Reproduce every record below exactly as written, but leave out any pictures.

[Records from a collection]
============================================================

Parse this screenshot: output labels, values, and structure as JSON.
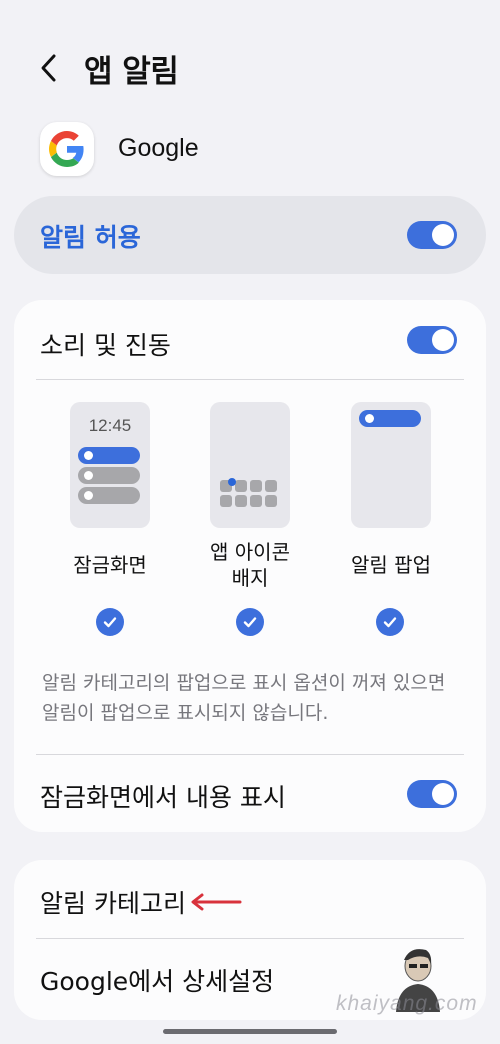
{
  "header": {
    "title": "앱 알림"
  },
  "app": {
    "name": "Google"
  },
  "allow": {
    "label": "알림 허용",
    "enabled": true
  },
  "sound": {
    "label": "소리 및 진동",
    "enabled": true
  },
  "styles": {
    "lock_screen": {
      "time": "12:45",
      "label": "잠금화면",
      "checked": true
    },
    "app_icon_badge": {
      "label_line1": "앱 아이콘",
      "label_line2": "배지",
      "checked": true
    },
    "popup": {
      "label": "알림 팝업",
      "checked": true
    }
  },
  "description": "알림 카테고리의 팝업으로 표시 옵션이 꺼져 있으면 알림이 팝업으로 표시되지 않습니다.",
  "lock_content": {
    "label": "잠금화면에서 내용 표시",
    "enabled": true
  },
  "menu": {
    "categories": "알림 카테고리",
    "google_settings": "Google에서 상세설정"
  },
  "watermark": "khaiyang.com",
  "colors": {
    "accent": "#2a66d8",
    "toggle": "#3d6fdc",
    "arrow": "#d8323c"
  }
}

============================================================

### [FINISHED TASK]
Parse this screenshot: output labels, values, and structure as JSON.
{
  "header": {
    "title": "앱 알림"
  },
  "app": {
    "name": "Google"
  },
  "allow": {
    "label": "알림 허용",
    "enabled": true
  },
  "sound": {
    "label": "소리 및 진동",
    "enabled": true
  },
  "styles": {
    "lock_screen": {
      "time": "12:45",
      "label": "잠금화면",
      "checked": true
    },
    "app_icon_badge": {
      "label_line1": "앱 아이콘",
      "label_line2": "배지",
      "checked": true
    },
    "popup": {
      "label": "알림 팝업",
      "checked": true
    }
  },
  "description": "알림 카테고리의 팝업으로 표시 옵션이 꺼져 있으면 알림이 팝업으로 표시되지 않습니다.",
  "lock_content": {
    "label": "잠금화면에서 내용 표시",
    "enabled": true
  },
  "menu": {
    "categories": "알림 카테고리",
    "google_settings": "Google에서 상세설정"
  },
  "watermark": "khaiyang.com",
  "colors": {
    "accent": "#2a66d8",
    "toggle": "#3d6fdc",
    "arrow": "#d8323c"
  }
}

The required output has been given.